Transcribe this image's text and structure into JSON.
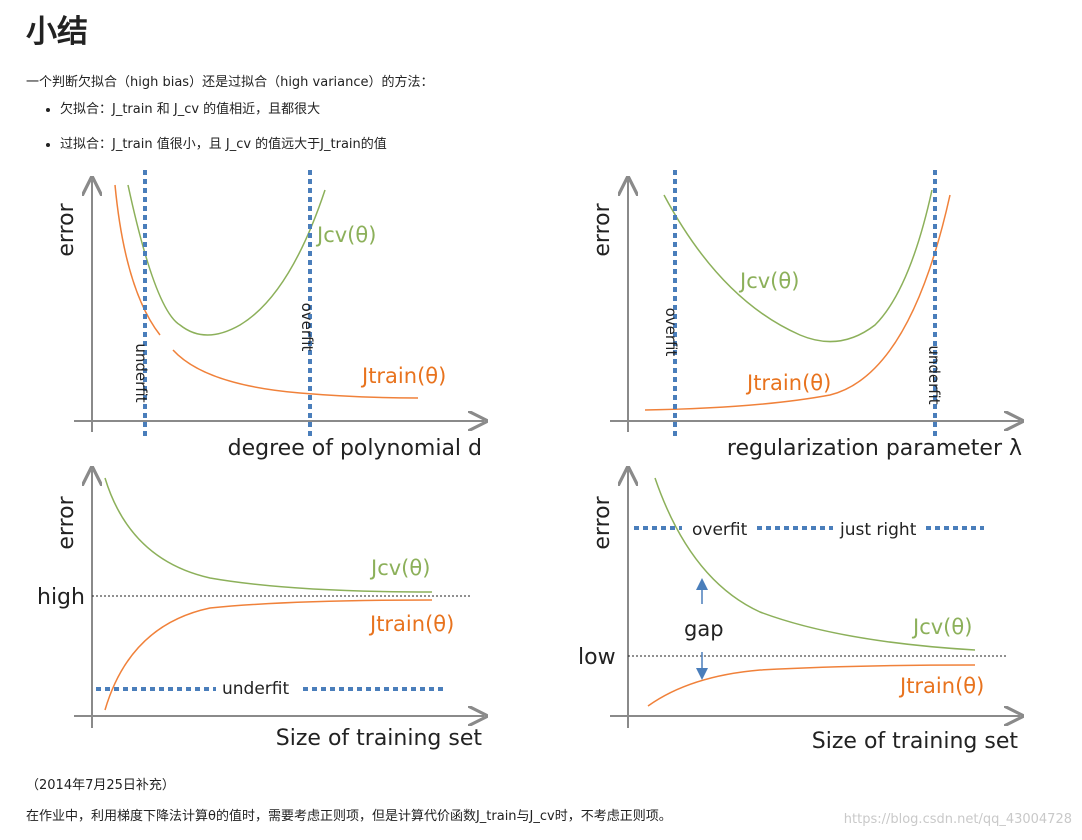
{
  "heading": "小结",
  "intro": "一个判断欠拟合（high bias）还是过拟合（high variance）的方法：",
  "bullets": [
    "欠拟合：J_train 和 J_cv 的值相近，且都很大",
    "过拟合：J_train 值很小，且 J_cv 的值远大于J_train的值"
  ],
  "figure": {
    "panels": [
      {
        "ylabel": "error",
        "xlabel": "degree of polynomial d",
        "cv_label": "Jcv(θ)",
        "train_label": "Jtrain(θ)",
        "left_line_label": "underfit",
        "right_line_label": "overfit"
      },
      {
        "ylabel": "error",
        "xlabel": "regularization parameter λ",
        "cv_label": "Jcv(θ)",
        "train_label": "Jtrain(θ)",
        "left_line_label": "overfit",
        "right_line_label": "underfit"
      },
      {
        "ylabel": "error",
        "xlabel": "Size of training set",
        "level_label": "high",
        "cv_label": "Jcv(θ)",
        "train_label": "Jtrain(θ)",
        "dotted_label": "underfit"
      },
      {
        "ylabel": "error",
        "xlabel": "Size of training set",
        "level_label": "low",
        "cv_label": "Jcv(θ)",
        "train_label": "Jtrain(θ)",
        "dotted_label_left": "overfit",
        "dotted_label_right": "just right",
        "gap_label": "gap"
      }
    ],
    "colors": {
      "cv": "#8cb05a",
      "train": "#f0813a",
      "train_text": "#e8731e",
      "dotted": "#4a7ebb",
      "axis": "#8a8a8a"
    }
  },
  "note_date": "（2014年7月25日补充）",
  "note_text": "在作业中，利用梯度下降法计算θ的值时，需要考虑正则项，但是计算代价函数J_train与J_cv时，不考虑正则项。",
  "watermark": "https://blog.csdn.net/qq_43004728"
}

PROBLEM STATEMENT: Every line of the material is to be quoted exactly, with no pictures carried over.

FULL SOLUTION:
Transcribe this image's text and structure into JSON.
{
  "heading": "小结",
  "intro": "一个判断欠拟合（high bias）还是过拟合（high variance）的方法：",
  "bullets": [
    "欠拟合：J_train 和 J_cv 的值相近，且都很大",
    "过拟合：J_train 值很小，且 J_cv 的值远大于J_train的值"
  ],
  "figure": {
    "panels": [
      {
        "ylabel": "error",
        "xlabel": "degree of polynomial d",
        "cv_label": "Jcv(θ)",
        "train_label": "Jtrain(θ)",
        "left_line_label": "underfit",
        "right_line_label": "overfit"
      },
      {
        "ylabel": "error",
        "xlabel": "regularization parameter λ",
        "cv_label": "Jcv(θ)",
        "train_label": "Jtrain(θ)",
        "left_line_label": "overfit",
        "right_line_label": "underfit"
      },
      {
        "ylabel": "error",
        "xlabel": "Size of training set",
        "level_label": "high",
        "cv_label": "Jcv(θ)",
        "train_label": "Jtrain(θ)",
        "dotted_label": "underfit"
      },
      {
        "ylabel": "error",
        "xlabel": "Size of training set",
        "level_label": "low",
        "cv_label": "Jcv(θ)",
        "train_label": "Jtrain(θ)",
        "dotted_label_left": "overfit",
        "dotted_label_right": "just right",
        "gap_label": "gap"
      }
    ],
    "colors": {
      "cv": "#8cb05a",
      "train": "#f0813a",
      "train_text": "#e8731e",
      "dotted": "#4a7ebb",
      "axis": "#8a8a8a"
    }
  },
  "note_date": "（2014年7月25日补充）",
  "note_text": "在作业中，利用梯度下降法计算θ的值时，需要考虑正则项，但是计算代价函数J_train与J_cv时，不考虑正则项。",
  "watermark": "https://blog.csdn.net/qq_43004728"
}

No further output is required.